Copy out all lines carrying the word "true".

---------- Listed records

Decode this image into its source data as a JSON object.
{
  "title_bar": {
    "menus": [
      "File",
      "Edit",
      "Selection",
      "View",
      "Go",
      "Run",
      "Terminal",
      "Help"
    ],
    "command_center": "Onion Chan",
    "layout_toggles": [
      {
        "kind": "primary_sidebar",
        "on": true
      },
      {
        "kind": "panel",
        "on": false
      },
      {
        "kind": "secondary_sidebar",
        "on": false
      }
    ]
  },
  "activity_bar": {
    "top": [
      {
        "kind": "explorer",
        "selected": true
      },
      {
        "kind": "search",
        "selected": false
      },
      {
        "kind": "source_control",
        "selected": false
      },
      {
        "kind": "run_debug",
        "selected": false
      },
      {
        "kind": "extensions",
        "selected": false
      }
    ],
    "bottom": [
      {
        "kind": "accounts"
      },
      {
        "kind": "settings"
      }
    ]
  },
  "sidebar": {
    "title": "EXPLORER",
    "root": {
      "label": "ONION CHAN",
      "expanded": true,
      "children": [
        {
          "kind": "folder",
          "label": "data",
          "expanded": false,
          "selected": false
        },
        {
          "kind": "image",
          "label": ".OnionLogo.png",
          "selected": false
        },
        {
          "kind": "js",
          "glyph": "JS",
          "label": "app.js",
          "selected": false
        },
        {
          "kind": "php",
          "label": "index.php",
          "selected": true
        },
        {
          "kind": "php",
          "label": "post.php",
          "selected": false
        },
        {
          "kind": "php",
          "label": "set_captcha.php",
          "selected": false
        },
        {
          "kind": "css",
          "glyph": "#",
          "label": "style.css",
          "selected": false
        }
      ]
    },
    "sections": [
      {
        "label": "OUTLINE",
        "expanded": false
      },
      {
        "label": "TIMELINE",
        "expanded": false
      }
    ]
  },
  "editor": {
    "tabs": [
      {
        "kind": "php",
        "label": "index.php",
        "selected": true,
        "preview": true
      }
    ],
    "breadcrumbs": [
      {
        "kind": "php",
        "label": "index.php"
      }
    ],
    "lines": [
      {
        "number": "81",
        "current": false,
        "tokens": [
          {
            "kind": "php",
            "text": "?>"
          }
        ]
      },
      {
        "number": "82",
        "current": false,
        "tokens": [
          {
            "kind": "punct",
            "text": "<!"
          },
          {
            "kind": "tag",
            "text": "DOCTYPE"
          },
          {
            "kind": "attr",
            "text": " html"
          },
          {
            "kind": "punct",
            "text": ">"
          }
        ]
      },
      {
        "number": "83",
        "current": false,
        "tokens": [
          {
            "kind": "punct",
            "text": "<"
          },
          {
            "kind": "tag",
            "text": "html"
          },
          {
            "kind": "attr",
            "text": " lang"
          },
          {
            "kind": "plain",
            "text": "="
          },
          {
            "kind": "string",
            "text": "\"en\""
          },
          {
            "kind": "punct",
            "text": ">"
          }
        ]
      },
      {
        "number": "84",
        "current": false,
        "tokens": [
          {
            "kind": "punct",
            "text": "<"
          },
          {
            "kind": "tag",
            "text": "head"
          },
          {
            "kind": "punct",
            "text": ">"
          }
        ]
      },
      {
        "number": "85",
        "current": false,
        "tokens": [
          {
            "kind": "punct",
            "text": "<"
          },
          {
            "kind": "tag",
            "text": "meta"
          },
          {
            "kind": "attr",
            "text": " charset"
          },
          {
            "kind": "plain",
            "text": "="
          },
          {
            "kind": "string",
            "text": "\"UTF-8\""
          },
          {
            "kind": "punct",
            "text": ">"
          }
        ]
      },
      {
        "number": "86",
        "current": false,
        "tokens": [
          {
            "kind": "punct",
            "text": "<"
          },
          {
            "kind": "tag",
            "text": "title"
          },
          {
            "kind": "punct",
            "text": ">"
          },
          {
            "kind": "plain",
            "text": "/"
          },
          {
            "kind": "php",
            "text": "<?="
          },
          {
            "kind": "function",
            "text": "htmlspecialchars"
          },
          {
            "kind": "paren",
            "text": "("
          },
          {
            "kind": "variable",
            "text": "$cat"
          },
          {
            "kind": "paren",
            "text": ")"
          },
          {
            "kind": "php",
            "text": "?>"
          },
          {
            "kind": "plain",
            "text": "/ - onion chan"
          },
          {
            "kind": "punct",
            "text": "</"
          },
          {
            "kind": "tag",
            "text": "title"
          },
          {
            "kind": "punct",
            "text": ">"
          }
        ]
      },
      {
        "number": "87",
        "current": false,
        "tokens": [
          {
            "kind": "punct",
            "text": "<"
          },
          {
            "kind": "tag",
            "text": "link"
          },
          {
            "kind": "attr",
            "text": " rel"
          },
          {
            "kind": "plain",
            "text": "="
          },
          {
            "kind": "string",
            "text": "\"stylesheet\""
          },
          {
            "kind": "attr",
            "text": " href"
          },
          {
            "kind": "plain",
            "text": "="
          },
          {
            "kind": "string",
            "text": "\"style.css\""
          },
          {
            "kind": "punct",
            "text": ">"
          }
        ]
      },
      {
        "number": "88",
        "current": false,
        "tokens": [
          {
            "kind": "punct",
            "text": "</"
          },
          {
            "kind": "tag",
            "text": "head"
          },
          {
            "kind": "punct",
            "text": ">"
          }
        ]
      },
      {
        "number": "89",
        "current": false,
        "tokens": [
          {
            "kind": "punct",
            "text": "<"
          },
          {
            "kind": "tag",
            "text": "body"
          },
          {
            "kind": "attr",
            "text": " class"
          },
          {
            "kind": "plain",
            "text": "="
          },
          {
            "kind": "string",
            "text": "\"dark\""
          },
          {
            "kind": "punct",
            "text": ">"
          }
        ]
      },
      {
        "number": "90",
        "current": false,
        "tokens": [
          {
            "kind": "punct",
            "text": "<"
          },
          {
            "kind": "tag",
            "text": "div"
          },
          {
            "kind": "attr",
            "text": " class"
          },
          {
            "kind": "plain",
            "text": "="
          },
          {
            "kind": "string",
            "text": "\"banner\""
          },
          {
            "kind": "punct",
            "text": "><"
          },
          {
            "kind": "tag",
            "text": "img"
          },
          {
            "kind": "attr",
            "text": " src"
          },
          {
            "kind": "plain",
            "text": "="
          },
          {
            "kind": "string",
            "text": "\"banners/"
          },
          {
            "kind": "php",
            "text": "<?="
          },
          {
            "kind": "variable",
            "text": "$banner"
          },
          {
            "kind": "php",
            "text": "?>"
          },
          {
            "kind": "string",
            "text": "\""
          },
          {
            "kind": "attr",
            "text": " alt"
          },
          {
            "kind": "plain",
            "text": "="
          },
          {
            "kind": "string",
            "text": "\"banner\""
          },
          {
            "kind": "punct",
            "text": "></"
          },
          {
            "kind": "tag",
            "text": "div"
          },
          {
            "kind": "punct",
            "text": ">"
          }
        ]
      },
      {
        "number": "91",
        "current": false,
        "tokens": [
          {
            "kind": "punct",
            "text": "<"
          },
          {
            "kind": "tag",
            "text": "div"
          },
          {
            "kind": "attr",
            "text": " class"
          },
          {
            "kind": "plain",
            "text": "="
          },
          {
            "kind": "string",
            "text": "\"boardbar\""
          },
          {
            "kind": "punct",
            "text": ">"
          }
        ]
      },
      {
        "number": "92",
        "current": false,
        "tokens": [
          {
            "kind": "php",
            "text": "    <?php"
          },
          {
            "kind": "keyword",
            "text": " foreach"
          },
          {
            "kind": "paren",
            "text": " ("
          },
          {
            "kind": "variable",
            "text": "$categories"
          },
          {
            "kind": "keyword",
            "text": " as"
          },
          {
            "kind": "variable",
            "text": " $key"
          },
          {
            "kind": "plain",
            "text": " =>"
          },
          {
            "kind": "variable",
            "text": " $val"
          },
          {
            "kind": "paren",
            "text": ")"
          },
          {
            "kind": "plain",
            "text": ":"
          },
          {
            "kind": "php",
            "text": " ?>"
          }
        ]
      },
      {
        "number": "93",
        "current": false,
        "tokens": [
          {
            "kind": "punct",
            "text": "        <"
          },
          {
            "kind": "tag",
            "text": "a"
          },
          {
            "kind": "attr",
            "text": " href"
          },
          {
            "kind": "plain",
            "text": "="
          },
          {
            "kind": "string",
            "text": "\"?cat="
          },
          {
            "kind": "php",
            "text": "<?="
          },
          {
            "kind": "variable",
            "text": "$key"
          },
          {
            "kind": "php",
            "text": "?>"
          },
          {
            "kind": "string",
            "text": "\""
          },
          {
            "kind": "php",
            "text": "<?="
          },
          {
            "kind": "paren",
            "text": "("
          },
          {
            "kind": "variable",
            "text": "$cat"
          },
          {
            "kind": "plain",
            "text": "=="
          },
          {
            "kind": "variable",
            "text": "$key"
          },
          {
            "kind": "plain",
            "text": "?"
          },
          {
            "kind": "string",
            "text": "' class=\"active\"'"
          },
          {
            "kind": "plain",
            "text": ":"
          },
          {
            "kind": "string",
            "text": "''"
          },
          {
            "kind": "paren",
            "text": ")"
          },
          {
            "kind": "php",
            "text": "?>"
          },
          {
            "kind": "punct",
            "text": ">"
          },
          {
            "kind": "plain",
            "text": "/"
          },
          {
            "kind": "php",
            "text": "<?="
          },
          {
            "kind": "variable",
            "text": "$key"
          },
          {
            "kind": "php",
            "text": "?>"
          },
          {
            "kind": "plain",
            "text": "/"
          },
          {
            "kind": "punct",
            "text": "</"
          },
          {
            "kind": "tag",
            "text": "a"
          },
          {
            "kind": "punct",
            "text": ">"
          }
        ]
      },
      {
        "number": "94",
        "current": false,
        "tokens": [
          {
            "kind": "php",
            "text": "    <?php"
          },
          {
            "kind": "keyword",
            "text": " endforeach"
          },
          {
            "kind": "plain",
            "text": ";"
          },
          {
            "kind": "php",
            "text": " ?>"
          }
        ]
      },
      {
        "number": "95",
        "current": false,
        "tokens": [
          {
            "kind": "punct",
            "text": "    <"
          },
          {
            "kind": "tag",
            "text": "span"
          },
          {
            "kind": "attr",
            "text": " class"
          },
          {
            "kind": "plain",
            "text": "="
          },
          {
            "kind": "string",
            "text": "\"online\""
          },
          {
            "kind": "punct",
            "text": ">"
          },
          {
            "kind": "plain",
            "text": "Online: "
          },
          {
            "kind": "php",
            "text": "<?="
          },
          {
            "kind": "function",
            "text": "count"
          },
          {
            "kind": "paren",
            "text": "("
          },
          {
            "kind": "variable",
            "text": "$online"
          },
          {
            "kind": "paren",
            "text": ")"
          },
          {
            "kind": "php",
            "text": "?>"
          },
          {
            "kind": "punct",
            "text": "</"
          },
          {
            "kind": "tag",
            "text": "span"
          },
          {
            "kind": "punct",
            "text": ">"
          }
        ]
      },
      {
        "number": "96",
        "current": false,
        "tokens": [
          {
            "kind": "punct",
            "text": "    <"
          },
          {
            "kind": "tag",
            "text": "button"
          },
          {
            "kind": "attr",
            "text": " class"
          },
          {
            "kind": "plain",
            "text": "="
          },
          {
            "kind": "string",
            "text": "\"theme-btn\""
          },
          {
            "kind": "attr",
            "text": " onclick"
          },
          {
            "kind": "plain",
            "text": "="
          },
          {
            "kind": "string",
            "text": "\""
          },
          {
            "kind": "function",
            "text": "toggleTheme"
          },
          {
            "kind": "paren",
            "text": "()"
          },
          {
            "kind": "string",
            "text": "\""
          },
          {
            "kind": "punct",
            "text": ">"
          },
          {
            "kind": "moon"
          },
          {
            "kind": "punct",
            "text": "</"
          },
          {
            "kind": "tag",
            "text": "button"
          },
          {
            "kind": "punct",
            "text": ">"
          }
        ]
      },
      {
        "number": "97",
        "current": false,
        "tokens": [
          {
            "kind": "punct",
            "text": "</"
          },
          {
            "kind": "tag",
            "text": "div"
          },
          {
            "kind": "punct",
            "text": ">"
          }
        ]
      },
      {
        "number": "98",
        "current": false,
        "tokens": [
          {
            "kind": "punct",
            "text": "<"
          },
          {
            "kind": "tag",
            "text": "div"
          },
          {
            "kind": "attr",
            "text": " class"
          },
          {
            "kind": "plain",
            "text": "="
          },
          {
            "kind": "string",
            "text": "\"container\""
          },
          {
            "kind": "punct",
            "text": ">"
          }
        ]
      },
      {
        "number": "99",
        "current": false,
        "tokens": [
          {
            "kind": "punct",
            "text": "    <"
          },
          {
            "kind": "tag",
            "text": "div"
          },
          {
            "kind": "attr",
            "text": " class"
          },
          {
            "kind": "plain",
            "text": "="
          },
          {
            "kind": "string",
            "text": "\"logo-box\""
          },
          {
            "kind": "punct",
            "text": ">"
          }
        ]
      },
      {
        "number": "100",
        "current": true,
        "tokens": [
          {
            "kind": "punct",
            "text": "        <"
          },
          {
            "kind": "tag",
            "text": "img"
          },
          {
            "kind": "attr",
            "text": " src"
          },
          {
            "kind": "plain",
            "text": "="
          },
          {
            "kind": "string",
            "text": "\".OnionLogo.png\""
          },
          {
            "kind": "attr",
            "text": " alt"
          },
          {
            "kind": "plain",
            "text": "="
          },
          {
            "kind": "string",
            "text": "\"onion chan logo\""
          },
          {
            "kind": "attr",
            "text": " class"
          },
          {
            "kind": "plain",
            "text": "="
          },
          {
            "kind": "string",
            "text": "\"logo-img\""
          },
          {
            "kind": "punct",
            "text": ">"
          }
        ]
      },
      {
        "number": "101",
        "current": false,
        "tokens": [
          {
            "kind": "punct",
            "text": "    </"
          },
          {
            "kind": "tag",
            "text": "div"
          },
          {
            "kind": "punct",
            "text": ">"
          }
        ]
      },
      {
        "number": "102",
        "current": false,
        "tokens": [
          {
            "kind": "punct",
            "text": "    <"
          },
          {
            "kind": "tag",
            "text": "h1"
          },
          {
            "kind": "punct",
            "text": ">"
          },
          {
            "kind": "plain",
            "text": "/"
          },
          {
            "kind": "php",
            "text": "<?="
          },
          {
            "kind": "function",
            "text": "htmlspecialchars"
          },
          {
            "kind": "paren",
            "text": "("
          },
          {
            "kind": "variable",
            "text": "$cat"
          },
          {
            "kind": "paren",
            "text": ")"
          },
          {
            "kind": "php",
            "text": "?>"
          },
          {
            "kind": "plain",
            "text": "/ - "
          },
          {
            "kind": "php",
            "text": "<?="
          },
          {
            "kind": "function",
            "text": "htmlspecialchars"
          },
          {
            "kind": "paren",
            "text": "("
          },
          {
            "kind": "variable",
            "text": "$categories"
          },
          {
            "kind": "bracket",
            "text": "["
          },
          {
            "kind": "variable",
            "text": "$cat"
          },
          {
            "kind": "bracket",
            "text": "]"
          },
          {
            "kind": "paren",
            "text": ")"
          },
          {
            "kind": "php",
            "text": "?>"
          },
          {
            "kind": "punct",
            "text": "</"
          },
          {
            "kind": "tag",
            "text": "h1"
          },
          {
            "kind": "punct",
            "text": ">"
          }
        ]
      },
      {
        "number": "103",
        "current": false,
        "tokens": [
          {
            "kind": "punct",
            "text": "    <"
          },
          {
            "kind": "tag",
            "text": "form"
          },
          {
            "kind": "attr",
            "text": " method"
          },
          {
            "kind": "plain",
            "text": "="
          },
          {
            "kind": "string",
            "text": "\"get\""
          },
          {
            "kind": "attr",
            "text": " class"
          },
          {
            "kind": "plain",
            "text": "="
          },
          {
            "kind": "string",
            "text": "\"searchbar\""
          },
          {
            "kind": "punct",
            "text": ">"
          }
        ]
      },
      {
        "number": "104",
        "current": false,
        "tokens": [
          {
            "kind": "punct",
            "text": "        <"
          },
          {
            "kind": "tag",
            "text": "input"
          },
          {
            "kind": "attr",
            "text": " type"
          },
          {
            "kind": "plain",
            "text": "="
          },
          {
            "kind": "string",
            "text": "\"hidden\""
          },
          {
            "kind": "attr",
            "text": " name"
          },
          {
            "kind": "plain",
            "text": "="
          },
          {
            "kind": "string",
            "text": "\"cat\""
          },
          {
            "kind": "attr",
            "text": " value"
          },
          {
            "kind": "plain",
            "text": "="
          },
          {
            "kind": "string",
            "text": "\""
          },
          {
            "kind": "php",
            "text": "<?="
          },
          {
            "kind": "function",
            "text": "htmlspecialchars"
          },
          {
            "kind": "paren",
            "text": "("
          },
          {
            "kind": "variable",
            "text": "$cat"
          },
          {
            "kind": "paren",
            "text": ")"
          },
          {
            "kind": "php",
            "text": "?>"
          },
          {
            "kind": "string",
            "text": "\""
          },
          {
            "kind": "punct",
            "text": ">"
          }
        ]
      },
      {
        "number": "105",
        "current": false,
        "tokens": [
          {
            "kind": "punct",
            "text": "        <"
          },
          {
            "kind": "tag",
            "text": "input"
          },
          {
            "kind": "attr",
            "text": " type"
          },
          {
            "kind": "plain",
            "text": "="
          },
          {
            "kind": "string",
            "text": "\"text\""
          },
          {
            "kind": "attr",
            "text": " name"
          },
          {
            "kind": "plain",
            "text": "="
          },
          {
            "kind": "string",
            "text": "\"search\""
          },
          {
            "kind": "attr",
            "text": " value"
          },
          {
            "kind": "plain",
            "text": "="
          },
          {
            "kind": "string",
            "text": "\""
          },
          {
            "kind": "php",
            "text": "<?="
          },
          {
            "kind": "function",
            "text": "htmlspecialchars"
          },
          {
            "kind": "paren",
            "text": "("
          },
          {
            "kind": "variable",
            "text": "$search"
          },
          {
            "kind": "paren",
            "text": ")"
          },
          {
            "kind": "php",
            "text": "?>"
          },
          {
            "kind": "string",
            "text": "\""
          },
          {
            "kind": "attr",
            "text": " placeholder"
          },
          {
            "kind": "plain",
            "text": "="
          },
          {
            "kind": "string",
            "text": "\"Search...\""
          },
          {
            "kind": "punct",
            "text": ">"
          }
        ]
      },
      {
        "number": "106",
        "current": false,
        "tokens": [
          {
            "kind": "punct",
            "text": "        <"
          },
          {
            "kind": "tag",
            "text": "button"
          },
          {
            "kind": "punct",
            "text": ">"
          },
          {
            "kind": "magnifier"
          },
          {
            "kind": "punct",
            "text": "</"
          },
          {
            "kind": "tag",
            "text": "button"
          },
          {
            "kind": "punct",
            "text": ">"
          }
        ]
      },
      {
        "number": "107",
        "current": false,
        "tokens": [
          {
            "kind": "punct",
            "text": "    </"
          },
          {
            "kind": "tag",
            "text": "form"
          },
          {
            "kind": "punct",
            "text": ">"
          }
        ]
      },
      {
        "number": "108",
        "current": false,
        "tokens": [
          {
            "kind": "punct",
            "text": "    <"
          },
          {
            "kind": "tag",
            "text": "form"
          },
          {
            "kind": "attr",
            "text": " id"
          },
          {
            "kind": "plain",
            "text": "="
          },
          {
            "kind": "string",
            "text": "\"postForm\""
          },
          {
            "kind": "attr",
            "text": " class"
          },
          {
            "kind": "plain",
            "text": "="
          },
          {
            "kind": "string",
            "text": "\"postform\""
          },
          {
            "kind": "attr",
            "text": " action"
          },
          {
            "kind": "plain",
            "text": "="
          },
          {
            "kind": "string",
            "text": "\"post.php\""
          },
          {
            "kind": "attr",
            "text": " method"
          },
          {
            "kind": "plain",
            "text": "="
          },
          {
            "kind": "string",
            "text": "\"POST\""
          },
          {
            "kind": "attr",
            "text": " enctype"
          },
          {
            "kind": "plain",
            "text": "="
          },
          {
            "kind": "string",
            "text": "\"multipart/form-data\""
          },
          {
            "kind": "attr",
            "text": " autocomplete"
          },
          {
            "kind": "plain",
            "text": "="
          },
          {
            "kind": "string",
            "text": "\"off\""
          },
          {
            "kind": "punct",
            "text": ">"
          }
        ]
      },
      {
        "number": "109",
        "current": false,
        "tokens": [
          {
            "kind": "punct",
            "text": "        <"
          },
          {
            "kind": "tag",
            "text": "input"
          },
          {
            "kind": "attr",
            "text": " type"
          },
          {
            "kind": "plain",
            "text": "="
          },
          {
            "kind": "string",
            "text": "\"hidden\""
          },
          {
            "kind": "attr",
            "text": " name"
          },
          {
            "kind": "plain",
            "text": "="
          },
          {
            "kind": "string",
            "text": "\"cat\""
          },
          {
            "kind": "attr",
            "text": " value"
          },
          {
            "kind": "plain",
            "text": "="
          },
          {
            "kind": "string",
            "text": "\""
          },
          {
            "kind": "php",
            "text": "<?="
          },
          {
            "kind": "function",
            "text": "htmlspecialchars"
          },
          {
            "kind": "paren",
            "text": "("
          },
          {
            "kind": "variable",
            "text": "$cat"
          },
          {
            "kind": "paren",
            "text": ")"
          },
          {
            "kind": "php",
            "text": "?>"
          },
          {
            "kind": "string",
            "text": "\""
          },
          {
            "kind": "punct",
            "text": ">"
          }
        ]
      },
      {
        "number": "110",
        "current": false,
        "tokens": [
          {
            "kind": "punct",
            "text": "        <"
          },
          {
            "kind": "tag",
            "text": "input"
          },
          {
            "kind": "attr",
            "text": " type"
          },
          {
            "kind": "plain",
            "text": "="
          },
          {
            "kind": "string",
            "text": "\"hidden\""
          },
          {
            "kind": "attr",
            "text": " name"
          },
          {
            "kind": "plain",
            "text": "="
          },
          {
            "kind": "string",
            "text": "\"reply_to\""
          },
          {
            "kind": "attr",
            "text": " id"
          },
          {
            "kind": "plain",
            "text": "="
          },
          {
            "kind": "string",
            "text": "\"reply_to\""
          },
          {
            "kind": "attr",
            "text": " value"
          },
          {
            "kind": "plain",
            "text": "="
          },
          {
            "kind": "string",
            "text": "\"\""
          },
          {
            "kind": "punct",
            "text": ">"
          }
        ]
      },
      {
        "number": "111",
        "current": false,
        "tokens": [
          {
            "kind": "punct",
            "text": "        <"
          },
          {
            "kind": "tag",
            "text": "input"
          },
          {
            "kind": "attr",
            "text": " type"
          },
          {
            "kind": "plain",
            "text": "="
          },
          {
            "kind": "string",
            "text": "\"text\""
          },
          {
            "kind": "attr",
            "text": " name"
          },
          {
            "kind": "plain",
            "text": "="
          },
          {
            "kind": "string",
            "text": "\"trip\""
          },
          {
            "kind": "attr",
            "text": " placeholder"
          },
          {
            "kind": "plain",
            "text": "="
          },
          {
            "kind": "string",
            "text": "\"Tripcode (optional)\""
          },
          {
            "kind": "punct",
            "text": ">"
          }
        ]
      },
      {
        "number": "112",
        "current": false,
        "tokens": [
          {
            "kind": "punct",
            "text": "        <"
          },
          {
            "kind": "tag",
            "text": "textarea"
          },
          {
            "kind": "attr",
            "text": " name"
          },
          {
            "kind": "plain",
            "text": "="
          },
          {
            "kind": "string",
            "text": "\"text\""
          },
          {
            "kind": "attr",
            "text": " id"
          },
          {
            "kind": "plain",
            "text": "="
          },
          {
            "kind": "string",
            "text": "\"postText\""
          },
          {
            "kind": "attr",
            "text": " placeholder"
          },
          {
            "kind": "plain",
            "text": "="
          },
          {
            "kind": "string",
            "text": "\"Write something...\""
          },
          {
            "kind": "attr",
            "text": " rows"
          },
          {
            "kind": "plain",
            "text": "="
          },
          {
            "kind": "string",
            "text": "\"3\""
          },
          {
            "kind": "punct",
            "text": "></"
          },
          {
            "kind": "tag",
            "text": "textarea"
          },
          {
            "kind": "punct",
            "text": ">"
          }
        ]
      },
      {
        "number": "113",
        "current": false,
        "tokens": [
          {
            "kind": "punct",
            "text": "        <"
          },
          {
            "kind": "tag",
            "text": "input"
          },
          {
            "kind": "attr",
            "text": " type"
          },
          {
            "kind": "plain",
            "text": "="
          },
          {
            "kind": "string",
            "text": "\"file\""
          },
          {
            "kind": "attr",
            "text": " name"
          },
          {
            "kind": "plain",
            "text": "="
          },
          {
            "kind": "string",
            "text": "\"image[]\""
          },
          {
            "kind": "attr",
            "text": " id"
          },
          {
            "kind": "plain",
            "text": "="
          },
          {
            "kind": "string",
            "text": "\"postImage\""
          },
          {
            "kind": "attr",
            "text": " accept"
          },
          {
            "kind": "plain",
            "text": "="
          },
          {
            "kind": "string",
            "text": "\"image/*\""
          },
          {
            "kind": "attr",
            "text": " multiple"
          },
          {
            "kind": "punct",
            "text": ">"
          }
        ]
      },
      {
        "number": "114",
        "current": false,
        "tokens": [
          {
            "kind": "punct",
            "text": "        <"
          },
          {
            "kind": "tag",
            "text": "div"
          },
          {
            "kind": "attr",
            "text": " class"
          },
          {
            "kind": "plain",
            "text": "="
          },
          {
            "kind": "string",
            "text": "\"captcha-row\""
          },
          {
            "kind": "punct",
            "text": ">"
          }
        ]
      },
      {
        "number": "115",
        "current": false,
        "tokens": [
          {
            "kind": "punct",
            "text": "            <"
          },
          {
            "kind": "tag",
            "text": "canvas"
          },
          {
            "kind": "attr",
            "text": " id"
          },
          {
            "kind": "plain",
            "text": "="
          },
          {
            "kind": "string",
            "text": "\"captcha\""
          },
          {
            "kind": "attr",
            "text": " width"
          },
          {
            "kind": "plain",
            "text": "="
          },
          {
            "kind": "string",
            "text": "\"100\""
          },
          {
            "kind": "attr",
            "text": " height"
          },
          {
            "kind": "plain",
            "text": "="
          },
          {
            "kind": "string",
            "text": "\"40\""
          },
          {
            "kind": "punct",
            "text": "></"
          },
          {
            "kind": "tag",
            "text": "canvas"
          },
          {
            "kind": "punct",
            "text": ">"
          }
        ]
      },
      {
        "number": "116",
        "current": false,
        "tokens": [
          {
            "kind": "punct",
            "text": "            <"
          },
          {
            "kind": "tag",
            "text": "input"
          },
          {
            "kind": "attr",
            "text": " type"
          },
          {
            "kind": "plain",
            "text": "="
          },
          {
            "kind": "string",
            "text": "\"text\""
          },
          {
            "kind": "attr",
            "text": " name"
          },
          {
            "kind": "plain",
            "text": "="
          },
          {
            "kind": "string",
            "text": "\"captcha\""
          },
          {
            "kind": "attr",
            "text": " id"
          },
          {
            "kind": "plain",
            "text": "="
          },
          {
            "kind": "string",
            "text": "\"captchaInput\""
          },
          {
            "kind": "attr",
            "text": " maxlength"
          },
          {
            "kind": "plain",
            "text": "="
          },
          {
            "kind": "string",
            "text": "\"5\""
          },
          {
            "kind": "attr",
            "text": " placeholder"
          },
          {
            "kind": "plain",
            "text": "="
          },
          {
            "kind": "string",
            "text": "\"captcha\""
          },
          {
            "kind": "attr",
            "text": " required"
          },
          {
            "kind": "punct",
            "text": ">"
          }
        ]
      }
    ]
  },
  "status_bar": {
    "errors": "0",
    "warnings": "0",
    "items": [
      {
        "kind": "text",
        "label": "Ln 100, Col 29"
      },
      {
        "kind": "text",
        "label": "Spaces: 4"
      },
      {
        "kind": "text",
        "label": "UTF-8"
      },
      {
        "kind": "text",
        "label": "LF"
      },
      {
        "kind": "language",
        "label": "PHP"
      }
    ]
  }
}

--------------------

### Reply
        "on": true
        "selected": true
      "expanded": true,
          "selected": true
        "selected": true,
        "preview": true
        "current": true,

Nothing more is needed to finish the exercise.